* begin LISTED ENTRIES *
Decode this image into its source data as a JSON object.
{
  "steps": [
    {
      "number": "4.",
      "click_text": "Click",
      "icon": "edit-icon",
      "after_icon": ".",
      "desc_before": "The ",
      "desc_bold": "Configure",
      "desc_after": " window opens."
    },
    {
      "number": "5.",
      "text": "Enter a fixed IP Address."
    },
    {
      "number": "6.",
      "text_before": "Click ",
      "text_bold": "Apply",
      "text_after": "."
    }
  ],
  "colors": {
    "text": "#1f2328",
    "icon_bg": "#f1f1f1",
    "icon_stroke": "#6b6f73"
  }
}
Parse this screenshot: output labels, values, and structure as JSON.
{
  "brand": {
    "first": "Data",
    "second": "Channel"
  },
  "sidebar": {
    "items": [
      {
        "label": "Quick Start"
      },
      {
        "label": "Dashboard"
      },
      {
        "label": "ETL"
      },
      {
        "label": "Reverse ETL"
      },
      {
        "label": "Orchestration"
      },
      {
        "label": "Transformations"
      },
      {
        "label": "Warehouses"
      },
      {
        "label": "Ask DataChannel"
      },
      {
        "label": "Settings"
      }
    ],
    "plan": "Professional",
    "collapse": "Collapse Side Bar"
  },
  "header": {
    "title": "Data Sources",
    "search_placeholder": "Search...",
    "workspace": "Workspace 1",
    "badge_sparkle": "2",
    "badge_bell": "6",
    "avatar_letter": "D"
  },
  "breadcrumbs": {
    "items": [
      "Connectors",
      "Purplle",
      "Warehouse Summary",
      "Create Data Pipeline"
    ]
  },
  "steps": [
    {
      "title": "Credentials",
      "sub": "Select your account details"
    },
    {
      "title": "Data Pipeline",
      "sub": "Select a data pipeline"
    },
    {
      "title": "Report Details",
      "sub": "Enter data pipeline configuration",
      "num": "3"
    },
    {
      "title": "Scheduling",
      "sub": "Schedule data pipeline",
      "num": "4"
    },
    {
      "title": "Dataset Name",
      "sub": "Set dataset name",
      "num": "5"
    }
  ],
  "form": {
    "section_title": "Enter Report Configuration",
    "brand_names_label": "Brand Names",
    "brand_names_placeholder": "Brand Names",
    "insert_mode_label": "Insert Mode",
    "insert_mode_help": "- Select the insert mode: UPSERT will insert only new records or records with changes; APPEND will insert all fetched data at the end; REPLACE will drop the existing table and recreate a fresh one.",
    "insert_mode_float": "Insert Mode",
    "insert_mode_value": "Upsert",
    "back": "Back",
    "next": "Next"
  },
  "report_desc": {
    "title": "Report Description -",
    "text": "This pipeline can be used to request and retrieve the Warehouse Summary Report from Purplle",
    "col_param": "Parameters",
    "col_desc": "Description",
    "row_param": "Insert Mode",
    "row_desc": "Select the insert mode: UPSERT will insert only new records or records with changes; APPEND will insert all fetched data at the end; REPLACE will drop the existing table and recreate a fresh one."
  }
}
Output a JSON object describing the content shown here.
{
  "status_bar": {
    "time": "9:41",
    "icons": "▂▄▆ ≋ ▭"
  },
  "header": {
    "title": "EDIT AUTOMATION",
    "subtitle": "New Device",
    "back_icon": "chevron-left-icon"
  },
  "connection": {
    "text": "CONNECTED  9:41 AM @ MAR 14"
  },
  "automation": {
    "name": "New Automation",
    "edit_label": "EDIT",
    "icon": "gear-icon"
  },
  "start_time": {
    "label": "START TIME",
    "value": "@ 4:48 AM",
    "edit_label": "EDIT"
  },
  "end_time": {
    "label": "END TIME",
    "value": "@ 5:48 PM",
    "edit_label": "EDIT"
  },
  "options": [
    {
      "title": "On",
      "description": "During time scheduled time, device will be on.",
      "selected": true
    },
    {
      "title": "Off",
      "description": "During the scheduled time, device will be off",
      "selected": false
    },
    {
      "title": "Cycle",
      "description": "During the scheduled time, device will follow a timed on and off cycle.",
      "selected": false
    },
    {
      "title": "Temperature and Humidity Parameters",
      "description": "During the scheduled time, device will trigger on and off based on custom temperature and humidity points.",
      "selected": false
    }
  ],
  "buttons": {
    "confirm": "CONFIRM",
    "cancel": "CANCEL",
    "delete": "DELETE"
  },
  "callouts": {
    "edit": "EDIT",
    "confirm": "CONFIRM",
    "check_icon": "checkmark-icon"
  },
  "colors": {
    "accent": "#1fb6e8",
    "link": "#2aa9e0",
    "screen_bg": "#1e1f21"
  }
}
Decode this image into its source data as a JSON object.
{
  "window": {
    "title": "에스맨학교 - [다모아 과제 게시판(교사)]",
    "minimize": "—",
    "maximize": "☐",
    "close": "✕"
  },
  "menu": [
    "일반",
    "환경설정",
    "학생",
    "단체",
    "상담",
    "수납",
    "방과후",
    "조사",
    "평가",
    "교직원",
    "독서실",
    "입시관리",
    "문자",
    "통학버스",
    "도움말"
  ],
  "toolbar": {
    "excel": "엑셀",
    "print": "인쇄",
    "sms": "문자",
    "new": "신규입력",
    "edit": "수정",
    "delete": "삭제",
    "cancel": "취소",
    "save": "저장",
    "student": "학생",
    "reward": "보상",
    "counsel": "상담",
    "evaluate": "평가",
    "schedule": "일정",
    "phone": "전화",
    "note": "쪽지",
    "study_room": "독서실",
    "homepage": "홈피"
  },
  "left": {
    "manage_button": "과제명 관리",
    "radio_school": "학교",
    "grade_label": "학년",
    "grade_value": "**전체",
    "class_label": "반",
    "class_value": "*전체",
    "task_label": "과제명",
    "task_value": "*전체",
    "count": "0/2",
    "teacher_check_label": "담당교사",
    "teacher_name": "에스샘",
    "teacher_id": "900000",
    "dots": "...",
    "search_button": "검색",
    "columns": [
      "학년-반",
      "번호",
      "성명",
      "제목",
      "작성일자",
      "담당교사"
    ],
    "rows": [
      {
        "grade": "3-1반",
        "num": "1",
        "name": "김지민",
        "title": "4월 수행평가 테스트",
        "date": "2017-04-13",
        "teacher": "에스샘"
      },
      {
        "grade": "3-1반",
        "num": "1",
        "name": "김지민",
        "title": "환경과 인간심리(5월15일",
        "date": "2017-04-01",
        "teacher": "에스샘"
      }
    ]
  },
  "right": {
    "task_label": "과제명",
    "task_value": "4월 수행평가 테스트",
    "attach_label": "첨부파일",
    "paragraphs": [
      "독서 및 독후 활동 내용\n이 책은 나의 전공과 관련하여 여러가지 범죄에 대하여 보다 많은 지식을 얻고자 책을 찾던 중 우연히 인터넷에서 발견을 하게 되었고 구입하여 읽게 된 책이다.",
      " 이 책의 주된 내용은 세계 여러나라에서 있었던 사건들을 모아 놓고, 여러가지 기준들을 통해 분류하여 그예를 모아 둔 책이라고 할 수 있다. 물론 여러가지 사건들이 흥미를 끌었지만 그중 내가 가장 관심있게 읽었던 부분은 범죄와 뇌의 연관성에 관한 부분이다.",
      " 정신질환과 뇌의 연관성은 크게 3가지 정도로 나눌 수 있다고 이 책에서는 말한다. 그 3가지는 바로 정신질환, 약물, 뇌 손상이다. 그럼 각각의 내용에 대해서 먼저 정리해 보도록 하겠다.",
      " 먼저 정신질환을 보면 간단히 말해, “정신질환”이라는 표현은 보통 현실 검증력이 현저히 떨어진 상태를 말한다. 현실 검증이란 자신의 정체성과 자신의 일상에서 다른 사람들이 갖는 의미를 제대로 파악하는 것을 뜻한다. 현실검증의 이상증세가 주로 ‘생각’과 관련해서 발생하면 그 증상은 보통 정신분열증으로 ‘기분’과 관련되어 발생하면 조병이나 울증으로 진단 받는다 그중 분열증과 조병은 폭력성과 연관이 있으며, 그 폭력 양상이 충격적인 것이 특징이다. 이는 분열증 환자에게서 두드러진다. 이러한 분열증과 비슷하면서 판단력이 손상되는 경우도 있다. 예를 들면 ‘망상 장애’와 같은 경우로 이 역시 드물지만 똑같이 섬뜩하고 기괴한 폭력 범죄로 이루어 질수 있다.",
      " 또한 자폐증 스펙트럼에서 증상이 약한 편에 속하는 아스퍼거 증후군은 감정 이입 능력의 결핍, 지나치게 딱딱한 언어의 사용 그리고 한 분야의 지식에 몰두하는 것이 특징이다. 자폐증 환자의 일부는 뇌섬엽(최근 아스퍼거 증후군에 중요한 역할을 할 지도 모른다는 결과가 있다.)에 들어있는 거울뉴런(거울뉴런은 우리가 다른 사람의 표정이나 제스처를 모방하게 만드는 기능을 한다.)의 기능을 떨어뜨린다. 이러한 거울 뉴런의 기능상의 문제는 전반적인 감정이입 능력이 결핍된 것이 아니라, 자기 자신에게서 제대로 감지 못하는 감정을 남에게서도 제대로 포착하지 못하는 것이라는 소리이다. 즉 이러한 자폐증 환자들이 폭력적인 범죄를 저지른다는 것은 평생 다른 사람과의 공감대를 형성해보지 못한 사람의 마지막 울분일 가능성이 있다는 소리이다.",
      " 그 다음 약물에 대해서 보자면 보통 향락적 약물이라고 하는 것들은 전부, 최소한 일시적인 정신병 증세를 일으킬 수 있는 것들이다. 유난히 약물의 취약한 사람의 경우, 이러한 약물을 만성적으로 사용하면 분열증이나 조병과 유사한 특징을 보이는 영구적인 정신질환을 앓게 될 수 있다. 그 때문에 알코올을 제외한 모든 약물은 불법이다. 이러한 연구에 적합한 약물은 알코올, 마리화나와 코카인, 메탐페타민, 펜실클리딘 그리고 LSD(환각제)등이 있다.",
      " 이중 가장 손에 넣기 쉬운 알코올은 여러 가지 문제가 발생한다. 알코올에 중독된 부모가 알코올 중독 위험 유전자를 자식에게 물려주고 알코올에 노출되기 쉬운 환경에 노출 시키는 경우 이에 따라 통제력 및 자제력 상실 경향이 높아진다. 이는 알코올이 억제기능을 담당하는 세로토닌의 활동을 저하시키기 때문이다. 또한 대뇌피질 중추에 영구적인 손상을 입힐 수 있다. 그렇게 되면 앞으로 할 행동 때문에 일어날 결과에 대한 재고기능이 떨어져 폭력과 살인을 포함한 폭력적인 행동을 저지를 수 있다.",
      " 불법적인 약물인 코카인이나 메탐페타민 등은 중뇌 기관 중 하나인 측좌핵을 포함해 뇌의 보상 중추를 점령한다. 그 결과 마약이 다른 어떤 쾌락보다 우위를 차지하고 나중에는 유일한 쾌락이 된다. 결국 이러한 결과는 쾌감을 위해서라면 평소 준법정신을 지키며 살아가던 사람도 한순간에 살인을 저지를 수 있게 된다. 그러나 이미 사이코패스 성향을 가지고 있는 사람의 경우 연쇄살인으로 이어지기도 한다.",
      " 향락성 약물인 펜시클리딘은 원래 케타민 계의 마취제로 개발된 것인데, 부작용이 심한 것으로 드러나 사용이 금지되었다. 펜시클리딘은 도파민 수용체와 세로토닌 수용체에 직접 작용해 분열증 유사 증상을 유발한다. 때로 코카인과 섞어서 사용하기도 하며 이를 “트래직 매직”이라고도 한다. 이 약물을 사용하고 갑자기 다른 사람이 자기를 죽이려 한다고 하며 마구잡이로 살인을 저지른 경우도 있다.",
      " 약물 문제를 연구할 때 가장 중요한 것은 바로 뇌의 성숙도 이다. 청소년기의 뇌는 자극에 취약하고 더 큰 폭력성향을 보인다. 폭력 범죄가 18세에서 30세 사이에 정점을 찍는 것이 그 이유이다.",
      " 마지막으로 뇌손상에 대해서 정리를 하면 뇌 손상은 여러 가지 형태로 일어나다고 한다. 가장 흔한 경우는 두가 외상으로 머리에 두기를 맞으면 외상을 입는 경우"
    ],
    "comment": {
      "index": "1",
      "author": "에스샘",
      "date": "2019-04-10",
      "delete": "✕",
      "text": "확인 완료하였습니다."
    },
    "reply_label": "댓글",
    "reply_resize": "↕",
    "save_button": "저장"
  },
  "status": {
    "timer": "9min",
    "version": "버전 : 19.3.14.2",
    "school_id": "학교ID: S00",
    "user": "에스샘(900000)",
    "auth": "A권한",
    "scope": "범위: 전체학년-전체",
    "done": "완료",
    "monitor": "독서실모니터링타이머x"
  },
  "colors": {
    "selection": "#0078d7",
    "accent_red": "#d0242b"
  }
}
* end LISTED ENTRIES *
▸ **PROBLEM**: Copy out all lines from the material above that contain the string "Enter".

▸ **WORKED SOLUTION**:
      "text": "Enter a fixed IP Address."
      "sub": "Enter data pipeline configuration",
    "section_title": "Enter Report Configuration",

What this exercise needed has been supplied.